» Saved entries
..............................
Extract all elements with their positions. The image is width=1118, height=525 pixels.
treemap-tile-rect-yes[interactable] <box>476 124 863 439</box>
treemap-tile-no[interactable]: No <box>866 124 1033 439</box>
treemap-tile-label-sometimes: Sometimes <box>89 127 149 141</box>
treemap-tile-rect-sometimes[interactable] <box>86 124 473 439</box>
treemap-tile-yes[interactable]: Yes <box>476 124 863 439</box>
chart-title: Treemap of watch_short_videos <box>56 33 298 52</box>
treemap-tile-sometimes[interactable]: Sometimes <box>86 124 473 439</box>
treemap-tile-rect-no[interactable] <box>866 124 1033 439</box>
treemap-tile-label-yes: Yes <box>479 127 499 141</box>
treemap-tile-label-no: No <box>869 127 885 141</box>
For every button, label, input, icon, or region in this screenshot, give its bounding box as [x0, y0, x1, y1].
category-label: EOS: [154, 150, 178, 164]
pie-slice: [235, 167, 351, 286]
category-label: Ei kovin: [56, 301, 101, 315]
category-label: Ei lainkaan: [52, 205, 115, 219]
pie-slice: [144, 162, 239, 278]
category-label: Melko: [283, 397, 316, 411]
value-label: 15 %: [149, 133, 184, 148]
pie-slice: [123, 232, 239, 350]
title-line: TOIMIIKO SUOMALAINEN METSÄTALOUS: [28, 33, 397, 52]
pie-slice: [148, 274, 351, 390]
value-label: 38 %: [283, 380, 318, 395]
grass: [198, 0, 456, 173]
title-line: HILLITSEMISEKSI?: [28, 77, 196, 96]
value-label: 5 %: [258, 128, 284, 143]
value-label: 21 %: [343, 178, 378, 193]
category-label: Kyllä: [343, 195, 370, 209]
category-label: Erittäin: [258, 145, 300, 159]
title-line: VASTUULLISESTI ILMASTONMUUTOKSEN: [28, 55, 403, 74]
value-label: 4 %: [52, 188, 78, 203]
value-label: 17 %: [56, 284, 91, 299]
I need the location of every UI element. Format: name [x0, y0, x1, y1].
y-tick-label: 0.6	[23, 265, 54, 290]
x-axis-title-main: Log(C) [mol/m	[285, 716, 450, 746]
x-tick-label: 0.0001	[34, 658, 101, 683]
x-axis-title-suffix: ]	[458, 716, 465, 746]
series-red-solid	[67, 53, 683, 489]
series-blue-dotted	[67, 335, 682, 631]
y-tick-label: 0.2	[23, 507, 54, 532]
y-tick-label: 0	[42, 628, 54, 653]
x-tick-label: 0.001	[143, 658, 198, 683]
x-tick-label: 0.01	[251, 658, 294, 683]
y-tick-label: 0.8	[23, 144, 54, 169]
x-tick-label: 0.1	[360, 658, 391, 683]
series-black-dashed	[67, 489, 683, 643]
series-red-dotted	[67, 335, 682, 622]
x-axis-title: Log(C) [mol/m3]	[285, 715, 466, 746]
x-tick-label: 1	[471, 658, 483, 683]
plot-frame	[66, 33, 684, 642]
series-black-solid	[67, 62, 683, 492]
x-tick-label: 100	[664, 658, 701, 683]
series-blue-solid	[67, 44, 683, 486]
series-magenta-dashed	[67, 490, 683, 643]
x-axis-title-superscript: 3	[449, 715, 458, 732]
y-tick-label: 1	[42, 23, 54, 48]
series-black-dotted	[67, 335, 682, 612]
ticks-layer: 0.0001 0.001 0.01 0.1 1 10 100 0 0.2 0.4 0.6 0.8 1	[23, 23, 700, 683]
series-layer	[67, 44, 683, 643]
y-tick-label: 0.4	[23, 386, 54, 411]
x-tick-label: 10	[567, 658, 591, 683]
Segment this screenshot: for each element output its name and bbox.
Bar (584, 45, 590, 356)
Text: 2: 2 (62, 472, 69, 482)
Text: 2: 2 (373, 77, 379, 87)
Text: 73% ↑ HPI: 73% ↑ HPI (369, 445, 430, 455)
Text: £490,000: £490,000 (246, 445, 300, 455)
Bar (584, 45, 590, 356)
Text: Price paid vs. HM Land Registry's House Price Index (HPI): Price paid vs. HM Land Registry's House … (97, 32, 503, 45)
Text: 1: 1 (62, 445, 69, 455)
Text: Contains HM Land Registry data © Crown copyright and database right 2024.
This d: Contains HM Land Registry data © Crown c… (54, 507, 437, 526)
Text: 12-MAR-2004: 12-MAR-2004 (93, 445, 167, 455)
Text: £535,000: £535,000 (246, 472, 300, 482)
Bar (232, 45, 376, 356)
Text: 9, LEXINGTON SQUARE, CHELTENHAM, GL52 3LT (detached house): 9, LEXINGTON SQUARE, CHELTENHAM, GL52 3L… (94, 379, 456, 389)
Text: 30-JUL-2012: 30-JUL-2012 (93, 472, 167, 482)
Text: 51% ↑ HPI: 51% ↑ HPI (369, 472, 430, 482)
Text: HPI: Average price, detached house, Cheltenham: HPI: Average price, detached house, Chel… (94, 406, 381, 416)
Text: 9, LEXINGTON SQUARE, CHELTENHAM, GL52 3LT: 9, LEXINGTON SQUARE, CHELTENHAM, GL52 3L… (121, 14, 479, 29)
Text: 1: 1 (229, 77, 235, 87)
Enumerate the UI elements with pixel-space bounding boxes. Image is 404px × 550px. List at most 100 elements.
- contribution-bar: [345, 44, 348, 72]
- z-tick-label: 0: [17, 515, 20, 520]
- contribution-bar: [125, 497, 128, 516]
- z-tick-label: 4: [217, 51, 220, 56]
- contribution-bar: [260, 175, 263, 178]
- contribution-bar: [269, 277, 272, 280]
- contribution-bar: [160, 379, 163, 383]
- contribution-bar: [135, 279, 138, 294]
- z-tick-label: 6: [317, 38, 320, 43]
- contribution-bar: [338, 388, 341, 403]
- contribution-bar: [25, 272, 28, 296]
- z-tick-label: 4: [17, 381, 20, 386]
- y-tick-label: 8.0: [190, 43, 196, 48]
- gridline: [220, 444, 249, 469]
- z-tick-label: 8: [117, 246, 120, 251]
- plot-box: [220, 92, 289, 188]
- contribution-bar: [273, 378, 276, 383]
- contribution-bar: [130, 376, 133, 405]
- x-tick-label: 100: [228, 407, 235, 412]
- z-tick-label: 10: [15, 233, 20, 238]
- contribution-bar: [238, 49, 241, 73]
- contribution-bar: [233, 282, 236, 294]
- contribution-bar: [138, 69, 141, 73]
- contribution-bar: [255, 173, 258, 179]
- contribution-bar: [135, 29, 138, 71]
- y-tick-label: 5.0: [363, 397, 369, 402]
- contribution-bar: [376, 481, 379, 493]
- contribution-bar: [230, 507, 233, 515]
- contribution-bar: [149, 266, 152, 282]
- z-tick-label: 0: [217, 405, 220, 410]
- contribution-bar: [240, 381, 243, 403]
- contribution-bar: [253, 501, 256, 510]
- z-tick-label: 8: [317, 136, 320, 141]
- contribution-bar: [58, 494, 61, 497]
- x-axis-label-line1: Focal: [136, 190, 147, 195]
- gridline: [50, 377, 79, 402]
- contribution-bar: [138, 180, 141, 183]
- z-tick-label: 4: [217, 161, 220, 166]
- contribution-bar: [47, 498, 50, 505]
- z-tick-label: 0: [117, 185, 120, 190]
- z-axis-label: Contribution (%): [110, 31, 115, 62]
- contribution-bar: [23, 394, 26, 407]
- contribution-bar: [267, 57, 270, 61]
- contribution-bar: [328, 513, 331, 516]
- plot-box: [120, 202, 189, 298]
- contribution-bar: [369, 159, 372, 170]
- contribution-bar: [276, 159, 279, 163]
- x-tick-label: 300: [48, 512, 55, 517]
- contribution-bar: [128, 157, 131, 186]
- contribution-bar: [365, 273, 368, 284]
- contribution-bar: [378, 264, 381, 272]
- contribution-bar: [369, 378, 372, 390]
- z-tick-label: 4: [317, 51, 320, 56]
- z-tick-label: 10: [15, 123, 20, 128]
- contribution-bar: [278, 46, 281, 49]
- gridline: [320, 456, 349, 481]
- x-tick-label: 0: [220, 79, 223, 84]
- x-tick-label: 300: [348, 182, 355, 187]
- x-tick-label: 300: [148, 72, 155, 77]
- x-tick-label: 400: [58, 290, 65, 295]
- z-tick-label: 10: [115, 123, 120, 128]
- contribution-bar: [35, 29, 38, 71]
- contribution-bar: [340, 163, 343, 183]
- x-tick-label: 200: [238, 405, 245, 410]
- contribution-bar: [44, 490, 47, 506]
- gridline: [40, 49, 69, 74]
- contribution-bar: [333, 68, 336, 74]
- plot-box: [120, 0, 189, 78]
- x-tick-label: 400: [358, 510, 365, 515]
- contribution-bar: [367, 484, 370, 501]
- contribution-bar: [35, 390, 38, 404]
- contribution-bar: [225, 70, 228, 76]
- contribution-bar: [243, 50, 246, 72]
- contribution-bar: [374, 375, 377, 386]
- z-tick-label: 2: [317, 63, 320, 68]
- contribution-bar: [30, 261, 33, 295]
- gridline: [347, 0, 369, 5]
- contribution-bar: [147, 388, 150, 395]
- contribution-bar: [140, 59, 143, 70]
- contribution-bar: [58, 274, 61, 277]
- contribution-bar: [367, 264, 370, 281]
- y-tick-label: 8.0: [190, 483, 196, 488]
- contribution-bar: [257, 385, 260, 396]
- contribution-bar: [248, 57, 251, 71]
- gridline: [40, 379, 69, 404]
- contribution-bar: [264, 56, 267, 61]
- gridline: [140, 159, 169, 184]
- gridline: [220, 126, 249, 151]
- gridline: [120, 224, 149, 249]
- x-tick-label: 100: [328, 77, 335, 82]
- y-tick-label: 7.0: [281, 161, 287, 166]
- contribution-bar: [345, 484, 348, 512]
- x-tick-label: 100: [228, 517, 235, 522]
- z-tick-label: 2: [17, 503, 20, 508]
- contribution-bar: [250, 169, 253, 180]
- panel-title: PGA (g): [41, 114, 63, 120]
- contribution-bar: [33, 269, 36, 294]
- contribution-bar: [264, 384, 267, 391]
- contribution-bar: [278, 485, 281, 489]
..............................
» WHAT THIS TASK INVOLVES
Quote every line from the first one up to and including the line containing "value-label: 15 %: [149, 133, 184, 148]".

» COMPLETE ANSWER
Extract all elements with their positions. The image is width=1118, height=525 pixels.
treemap-tile-rect-yes[interactable] <box>476 124 863 439</box>
treemap-tile-no[interactable]: No <box>866 124 1033 439</box>
treemap-tile-label-sometimes: Sometimes <box>89 127 149 141</box>
treemap-tile-rect-sometimes[interactable] <box>86 124 473 439</box>
treemap-tile-yes[interactable]: Yes <box>476 124 863 439</box>
chart-title: Treemap of watch_short_videos <box>56 33 298 52</box>
treemap-tile-sometimes[interactable]: Sometimes <box>86 124 473 439</box>
treemap-tile-rect-no[interactable] <box>866 124 1033 439</box>
treemap-tile-label-yes: Yes <box>479 127 499 141</box>
treemap-tile-label-no: No <box>869 127 885 141</box>
For every button, label, input, icon, or region in this screenshot, give its bounding box as [x0, y0, x1, y1].
category-label: EOS: [154, 150, 178, 164]
pie-slice: [235, 167, 351, 286]
category-label: Ei kovin: [56, 301, 101, 315]
category-label: Ei lainkaan: [52, 205, 115, 219]
pie-slice: [144, 162, 239, 278]
category-label: Melko: [283, 397, 316, 411]
value-label: 15 %: [149, 133, 184, 148]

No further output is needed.